What to work on:
Provide an exact reproduction of every entry.

(Stored items)
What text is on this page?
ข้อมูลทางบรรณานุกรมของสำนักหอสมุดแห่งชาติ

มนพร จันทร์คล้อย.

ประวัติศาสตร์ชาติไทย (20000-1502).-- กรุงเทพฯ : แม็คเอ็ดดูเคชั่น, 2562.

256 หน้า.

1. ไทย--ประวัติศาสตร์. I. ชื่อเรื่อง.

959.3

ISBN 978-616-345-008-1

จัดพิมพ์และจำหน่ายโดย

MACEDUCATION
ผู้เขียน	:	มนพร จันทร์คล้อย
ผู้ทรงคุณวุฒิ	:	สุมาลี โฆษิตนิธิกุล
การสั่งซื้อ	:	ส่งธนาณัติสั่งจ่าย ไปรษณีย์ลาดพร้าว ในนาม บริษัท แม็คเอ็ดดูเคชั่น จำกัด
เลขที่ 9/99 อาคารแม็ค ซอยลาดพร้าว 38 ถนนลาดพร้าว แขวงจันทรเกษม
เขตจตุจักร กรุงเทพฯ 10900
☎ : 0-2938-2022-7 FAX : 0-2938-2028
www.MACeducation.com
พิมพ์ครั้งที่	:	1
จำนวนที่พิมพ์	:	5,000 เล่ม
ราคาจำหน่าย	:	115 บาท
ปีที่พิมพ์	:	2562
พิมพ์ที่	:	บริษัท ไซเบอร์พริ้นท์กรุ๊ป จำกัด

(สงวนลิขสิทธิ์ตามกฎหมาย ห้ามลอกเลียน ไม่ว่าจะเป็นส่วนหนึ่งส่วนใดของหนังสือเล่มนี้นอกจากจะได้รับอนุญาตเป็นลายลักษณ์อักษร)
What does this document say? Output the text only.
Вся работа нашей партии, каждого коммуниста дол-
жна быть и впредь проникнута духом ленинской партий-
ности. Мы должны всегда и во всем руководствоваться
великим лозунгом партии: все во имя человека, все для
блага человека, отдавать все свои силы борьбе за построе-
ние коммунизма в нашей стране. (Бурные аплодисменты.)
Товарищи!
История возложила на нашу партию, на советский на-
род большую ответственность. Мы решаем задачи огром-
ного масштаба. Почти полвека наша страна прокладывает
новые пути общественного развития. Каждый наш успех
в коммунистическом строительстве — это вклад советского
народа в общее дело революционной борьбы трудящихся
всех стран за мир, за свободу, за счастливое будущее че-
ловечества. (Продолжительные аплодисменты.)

Answer to this problem:
What text is on this page?
ข้อมูลทางบรรณานุกรมของสำนักหอสมุดแห่งชาติ

มนพร จันทร์คล้อย.

ประวัติศาสตร์ชาติไทย (20000-1502).-- กรุงเทพฯ : แม็คเอ็ดดูเคชั่น, 2562.

256 หน้า.

1. ไทย--ประวัติศาสตร์. I. ชื่อเรื่อง.

959.3

ISBN 978-616-345-008-1

จัดพิมพ์และจำหน่ายโดย

MACEDUCATION
ผู้เขียน	:	มนพร จันทร์คล้อย
ผู้ทรงคุณวุฒิ	:	สุมาลี โฆษิตนิธิกุล
การสั่งซื้อ	:	ส่งธนาณัติสั่งจ่าย ไปรษณีย์ลาดพร้าว ในนาม บริษัท แม็คเอ็ดดูเคชั่น จำกัด
เลขที่ 9/99 อาคารแม็ค ซอยลาดพร้าว 38 ถนนลาดพร้าว แขวงจันทรเกษม
เขตจตุจักร กรุงเทพฯ 10900
☎ : 0-2938-2022-7 FAX : 0-2938-2028
www.MACeducation.com
พิมพ์ครั้งที่	:	1
จำนวนที่พิมพ์	:	5,000 เล่ม
ราคาจำหน่าย	:	115 บาท
ปีที่พิมพ์	:	2562
พิมพ์ที่	:	บริษัท ไซเบอร์พริ้นท์กรุ๊ป จำกัด

(สงวนลิขสิทธิ์ตามกฎหมาย ห้ามลอกเลียน ไม่ว่าจะเป็นส่วนหนึ่งส่วนใดของหนังสือเล่มนี้นอกจากจะได้รับอนุญาตเป็นลายลักษณ์อักษร)
What does this document say? Output the text only.
Вся работа нашей партии, каждого коммуниста дол-
жна быть и впредь проникнута духом ленинской партий-
ности. Мы должны всегда и во всем руководствоваться
великим лозунгом партии: все во имя человека, все для
блага человека, отдавать все свои силы борьбе за построе-
ние коммунизма в нашей стране. (Бурные аплодисменты.)
Товарищи!
История возложила на нашу партию, на советский на-
род большую ответственность. Мы решаем задачи огром-
ного масштаба. Почти полвека наша страна прокладывает
новые пути общественного развития. Каждый наш успех
в коммунистическом строительстве — это вклад советского
народа в общее дело революционной борьбы трудящихся
всех стран за мир, за свободу, за счастливое будущее че-
ловечества. (Продолжительные аплодисменты.)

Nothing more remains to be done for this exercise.